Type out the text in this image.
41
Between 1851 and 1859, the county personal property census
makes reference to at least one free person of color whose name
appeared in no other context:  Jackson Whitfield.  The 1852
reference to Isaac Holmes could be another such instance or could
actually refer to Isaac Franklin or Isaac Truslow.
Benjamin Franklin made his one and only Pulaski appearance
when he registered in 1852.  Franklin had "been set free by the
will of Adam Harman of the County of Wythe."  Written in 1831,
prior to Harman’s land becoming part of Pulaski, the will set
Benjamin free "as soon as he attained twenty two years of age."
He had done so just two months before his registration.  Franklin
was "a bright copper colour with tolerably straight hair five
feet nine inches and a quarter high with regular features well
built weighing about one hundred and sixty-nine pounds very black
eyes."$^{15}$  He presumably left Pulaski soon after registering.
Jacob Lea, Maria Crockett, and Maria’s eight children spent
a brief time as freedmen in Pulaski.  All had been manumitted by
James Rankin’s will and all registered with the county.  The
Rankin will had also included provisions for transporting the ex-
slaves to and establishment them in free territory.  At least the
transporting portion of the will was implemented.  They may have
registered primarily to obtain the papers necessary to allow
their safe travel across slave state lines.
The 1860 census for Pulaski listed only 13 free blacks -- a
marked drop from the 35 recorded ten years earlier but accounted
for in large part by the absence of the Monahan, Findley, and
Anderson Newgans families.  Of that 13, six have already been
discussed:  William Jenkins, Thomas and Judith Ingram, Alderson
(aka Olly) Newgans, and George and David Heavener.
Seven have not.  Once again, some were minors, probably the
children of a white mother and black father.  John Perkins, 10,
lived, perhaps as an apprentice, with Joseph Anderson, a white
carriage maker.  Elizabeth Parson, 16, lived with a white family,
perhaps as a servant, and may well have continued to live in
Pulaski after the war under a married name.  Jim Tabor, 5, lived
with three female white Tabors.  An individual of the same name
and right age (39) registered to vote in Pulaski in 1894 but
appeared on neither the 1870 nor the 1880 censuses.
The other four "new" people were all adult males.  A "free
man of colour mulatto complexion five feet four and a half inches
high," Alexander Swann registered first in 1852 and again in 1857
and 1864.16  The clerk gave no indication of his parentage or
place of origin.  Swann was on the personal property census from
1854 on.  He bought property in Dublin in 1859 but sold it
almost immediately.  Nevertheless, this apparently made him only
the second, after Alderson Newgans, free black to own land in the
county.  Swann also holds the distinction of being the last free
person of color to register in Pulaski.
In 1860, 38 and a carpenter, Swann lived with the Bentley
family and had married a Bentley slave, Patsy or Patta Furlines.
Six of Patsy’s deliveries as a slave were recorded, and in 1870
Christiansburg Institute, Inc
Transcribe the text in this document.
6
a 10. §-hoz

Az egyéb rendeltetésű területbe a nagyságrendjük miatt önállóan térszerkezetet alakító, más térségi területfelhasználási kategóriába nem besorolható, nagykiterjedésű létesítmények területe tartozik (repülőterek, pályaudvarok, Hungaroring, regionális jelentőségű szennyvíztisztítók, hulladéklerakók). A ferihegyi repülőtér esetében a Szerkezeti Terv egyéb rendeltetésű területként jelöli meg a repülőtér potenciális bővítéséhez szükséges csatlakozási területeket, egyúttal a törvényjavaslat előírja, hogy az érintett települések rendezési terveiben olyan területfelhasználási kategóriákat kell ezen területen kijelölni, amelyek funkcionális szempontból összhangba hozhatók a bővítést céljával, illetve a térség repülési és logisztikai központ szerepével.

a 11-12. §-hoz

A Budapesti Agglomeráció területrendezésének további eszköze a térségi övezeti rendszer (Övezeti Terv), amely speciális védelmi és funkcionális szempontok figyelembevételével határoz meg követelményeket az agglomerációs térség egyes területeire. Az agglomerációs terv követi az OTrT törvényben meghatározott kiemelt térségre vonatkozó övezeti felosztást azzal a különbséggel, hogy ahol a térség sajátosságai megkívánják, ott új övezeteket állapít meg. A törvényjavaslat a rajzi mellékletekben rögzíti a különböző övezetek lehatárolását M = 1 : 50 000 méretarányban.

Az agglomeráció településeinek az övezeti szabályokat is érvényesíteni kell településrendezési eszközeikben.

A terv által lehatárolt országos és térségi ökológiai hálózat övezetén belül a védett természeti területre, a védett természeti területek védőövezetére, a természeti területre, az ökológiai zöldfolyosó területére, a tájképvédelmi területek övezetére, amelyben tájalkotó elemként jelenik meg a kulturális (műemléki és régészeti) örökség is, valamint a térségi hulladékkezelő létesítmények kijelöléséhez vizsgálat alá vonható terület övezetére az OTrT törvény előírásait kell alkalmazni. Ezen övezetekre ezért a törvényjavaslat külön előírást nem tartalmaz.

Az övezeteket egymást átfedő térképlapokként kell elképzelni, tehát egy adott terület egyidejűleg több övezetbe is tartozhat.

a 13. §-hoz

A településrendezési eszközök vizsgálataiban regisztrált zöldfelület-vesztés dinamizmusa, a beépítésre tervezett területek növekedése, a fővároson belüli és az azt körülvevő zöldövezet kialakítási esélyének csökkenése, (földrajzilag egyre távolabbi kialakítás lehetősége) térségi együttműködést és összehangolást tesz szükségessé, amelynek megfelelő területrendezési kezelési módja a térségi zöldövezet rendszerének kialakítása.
#####
**Stated exercise**.
Give back the data above exactly as it appears.

**Worked solution**.
Type out the text in this image.
41
Between 1851 and 1859, the county personal property census
makes reference to at least one free person of color whose name
appeared in no other context:  Jackson Whitfield.  The 1852
reference to Isaac Holmes could be another such instance or could
actually refer to Isaac Franklin or Isaac Truslow.
Benjamin Franklin made his one and only Pulaski appearance
when he registered in 1852.  Franklin had "been set free by the
will of Adam Harman of the County of Wythe."  Written in 1831,
prior to Harman’s land becoming part of Pulaski, the will set
Benjamin free "as soon as he attained twenty two years of age."
He had done so just two months before his registration.  Franklin
was "a bright copper colour with tolerably straight hair five
feet nine inches and a quarter high with regular features well
built weighing about one hundred and sixty-nine pounds very black
eyes."$^{15}$  He presumably left Pulaski soon after registering.
Jacob Lea, Maria Crockett, and Maria’s eight children spent
a brief time as freedmen in Pulaski.  All had been manumitted by
James Rankin’s will and all registered with the county.  The
Rankin will had also included provisions for transporting the ex-
slaves to and establishment them in free territory.  At least the
transporting portion of the will was implemented.  They may have
registered primarily to obtain the papers necessary to allow
their safe travel across slave state lines.
The 1860 census for Pulaski listed only 13 free blacks -- a
marked drop from the 35 recorded ten years earlier but accounted
for in large part by the absence of the Monahan, Findley, and
Anderson Newgans families.  Of that 13, six have already been
discussed:  William Jenkins, Thomas and Judith Ingram, Alderson
(aka Olly) Newgans, and George and David Heavener.
Seven have not.  Once again, some were minors, probably the
children of a white mother and black father.  John Perkins, 10,
lived, perhaps as an apprentice, with Joseph Anderson, a white
carriage maker.  Elizabeth Parson, 16, lived with a white family,
perhaps as a servant, and may well have continued to live in
Pulaski after the war under a married name.  Jim Tabor, 5, lived
with three female white Tabors.  An individual of the same name
and right age (39) registered to vote in Pulaski in 1894 but
appeared on neither the 1870 nor the 1880 censuses.
The other four "new" people were all adult males.  A "free
man of colour mulatto complexion five feet four and a half inches
high," Alexander Swann registered first in 1852 and again in 1857
and 1864.16  The clerk gave no indication of his parentage or
place of origin.  Swann was on the personal property census from
1854 on.  He bought property in Dublin in 1859 but sold it
almost immediately.  Nevertheless, this apparently made him only
the second, after Alderson Newgans, free black to own land in the
county.  Swann also holds the distinction of being the last free
person of color to register in Pulaski.
In 1860, 38 and a carpenter, Swann lived with the Bentley
family and had married a Bentley slave, Patsy or Patta Furlines.
Six of Patsy’s deliveries as a slave were recorded, and in 1870
Christiansburg Institute, Inc
Transcribe the text in this document.
6
a 10. §-hoz

Az egyéb rendeltetésű területbe a nagyságrendjük miatt önállóan térszerkezetet alakító, más térségi területfelhasználási kategóriába nem besorolható, nagykiterjedésű létesítmények területe tartozik (repülőterek, pályaudvarok, Hungaroring, regionális jelentőségű szennyvíztisztítók, hulladéklerakók). A ferihegyi repülőtér esetében a Szerkezeti Terv egyéb rendeltetésű területként jelöli meg a repülőtér potenciális bővítéséhez szükséges csatlakozási területeket, egyúttal a törvényjavaslat előírja, hogy az érintett települések rendezési terveiben olyan területfelhasználási kategóriákat kell ezen területen kijelölni, amelyek funkcionális szempontból összhangba hozhatók a bővítést céljával, illetve a térség repülési és logisztikai központ szerepével.

a 11-12. §-hoz

A Budapesti Agglomeráció területrendezésének további eszköze a térségi övezeti rendszer (Övezeti Terv), amely speciális védelmi és funkcionális szempontok figyelembevételével határoz meg követelményeket az agglomerációs térség egyes területeire. Az agglomerációs terv követi az OTrT törvényben meghatározott kiemelt térségre vonatkozó övezeti felosztást azzal a különbséggel, hogy ahol a térség sajátosságai megkívánják, ott új övezeteket állapít meg. A törvényjavaslat a rajzi mellékletekben rögzíti a különböző övezetek lehatárolását M = 1 : 50 000 méretarányban.

Az agglomeráció településeinek az övezeti szabályokat is érvényesíteni kell településrendezési eszközeikben.

A terv által lehatárolt országos és térségi ökológiai hálózat övezetén belül a védett természeti területre, a védett természeti területek védőövezetére, a természeti területre, az ökológiai zöldfolyosó területére, a tájképvédelmi területek övezetére, amelyben tájalkotó elemként jelenik meg a kulturális (műemléki és régészeti) örökség is, valamint a térségi hulladékkezelő létesítmények kijelöléséhez vizsgálat alá vonható terület övezetére az OTrT törvény előírásait kell alkalmazni. Ezen övezetekre ezért a törvényjavaslat külön előírást nem tartalmaz.

Az övezeteket egymást átfedő térképlapokként kell elképzelni, tehát egy adott terület egyidejűleg több övezetbe is tartozhat.

a 13. §-hoz

A településrendezési eszközök vizsgálataiban regisztrált zöldfelület-vesztés dinamizmusa, a beépítésre tervezett területek növekedése, a fővároson belüli és az azt körülvevő zöldövezet kialakítási esélyének csökkenése, (földrajzilag egyre távolabbi kialakítás lehetősége) térségi együttműködést és összehangolást tesz szükségessé, amelynek megfelelő területrendezési kezelési módja a térségi zöldövezet rendszerének kialakítása.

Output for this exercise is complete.